EXERCISE DETAILS.
Go through the listing and copy every line word for word.

LISTING.
########################################
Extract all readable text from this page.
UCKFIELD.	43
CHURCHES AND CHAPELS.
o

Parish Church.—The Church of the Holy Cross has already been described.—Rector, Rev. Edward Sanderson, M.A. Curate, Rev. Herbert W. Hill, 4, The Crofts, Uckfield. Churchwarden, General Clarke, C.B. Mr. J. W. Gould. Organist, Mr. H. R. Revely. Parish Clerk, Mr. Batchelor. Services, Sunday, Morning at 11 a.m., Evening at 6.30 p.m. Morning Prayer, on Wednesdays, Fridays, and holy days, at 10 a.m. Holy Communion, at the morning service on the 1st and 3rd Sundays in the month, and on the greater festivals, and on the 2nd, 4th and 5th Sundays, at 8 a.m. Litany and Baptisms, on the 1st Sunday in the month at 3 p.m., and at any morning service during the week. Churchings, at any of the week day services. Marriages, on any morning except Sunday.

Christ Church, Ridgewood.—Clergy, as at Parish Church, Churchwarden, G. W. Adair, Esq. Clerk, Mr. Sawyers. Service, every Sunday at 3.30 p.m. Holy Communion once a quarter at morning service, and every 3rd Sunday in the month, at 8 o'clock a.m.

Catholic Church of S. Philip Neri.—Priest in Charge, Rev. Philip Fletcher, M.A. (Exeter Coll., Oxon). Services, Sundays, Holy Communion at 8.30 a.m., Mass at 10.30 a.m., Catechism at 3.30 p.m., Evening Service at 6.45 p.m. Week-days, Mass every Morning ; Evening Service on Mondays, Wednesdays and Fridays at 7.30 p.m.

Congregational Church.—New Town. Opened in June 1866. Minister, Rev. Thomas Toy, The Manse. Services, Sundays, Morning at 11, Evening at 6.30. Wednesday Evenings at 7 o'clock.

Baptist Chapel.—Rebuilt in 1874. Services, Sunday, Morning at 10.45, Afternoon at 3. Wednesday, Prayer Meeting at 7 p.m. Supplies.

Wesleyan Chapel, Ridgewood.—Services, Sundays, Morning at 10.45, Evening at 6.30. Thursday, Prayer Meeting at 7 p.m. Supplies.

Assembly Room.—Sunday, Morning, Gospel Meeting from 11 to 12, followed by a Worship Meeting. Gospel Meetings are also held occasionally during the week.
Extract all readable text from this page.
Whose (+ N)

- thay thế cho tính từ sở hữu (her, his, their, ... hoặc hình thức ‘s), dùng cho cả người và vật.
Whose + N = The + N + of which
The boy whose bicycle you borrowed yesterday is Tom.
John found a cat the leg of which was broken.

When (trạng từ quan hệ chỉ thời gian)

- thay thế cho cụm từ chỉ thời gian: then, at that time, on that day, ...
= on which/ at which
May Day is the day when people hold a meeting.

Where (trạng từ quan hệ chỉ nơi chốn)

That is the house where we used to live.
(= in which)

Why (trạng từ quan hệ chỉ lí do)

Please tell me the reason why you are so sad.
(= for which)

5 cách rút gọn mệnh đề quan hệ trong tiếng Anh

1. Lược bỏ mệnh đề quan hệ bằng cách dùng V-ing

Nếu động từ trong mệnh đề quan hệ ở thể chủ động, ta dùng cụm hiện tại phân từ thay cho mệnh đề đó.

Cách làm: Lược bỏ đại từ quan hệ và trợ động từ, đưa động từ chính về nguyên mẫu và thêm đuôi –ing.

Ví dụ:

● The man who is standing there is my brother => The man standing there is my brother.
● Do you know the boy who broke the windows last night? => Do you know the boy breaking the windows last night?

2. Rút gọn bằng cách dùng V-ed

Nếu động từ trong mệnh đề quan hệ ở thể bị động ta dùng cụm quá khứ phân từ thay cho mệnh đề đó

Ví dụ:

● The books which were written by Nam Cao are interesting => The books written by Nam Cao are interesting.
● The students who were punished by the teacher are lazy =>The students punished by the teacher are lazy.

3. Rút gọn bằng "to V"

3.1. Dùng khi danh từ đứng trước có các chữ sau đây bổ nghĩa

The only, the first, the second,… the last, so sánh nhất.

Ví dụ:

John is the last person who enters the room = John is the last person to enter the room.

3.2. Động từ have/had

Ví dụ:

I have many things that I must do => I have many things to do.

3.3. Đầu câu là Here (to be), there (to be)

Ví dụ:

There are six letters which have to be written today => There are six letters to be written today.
########################################
FULL OUTPUT.
Extract all readable text from this page.
UCKFIELD.	43
CHURCHES AND CHAPELS.
o

Parish Church.—The Church of the Holy Cross has already been described.—Rector, Rev. Edward Sanderson, M.A. Curate, Rev. Herbert W. Hill, 4, The Crofts, Uckfield. Churchwarden, General Clarke, C.B. Mr. J. W. Gould. Organist, Mr. H. R. Revely. Parish Clerk, Mr. Batchelor. Services, Sunday, Morning at 11 a.m., Evening at 6.30 p.m. Morning Prayer, on Wednesdays, Fridays, and holy days, at 10 a.m. Holy Communion, at the morning service on the 1st and 3rd Sundays in the month, and on the greater festivals, and on the 2nd, 4th and 5th Sundays, at 8 a.m. Litany and Baptisms, on the 1st Sunday in the month at 3 p.m., and at any morning service during the week. Churchings, at any of the week day services. Marriages, on any morning except Sunday.

Christ Church, Ridgewood.—Clergy, as at Parish Church, Churchwarden, G. W. Adair, Esq. Clerk, Mr. Sawyers. Service, every Sunday at 3.30 p.m. Holy Communion once a quarter at morning service, and every 3rd Sunday in the month, at 8 o'clock a.m.

Catholic Church of S. Philip Neri.—Priest in Charge, Rev. Philip Fletcher, M.A. (Exeter Coll., Oxon). Services, Sundays, Holy Communion at 8.30 a.m., Mass at 10.30 a.m., Catechism at 3.30 p.m., Evening Service at 6.45 p.m. Week-days, Mass every Morning ; Evening Service on Mondays, Wednesdays and Fridays at 7.30 p.m.

Congregational Church.—New Town. Opened in June 1866. Minister, Rev. Thomas Toy, The Manse. Services, Sundays, Morning at 11, Evening at 6.30. Wednesday Evenings at 7 o'clock.

Baptist Chapel.—Rebuilt in 1874. Services, Sunday, Morning at 10.45, Afternoon at 3. Wednesday, Prayer Meeting at 7 p.m. Supplies.

Wesleyan Chapel, Ridgewood.—Services, Sundays, Morning at 10.45, Evening at 6.30. Thursday, Prayer Meeting at 7 p.m. Supplies.

Assembly Room.—Sunday, Morning, Gospel Meeting from 11 to 12, followed by a Worship Meeting. Gospel Meetings are also held occasionally during the week.
Extract all readable text from this page.
Whose (+ N)

- thay thế cho tính từ sở hữu (her, his, their, ... hoặc hình thức ‘s), dùng cho cả người và vật.
Whose + N = The + N + of which
The boy whose bicycle you borrowed yesterday is Tom.
John found a cat the leg of which was broken.

When (trạng từ quan hệ chỉ thời gian)

- thay thế cho cụm từ chỉ thời gian: then, at that time, on that day, ...
= on which/ at which
May Day is the day when people hold a meeting.

Where (trạng từ quan hệ chỉ nơi chốn)

That is the house where we used to live.
(= in which)

Why (trạng từ quan hệ chỉ lí do)

Please tell me the reason why you are so sad.
(= for which)

5 cách rút gọn mệnh đề quan hệ trong tiếng Anh

1. Lược bỏ mệnh đề quan hệ bằng cách dùng V-ing

Nếu động từ trong mệnh đề quan hệ ở thể chủ động, ta dùng cụm hiện tại phân từ thay cho mệnh đề đó.

Cách làm: Lược bỏ đại từ quan hệ và trợ động từ, đưa động từ chính về nguyên mẫu và thêm đuôi –ing.

Ví dụ:

● The man who is standing there is my brother => The man standing there is my brother.
● Do you know the boy who broke the windows last night? => Do you know the boy breaking the windows last night?

2. Rút gọn bằng cách dùng V-ed

Nếu động từ trong mệnh đề quan hệ ở thể bị động ta dùng cụm quá khứ phân từ thay cho mệnh đề đó

Ví dụ:

● The books which were written by Nam Cao are interesting => The books written by Nam Cao are interesting.
● The students who were punished by the teacher are lazy =>The students punished by the teacher are lazy.

3. Rút gọn bằng "to V"

3.1. Dùng khi danh từ đứng trước có các chữ sau đây bổ nghĩa

The only, the first, the second,… the last, so sánh nhất.

Ví dụ:

John is the last person who enters the room = John is the last person to enter the room.

3.2. Động từ have/had

Ví dụ:

I have many things that I must do => I have many things to do.

3.3. Đầu câu là Here (to be), there (to be)

Ví dụ:

There are six letters which have to be written today => There are six letters to be written today.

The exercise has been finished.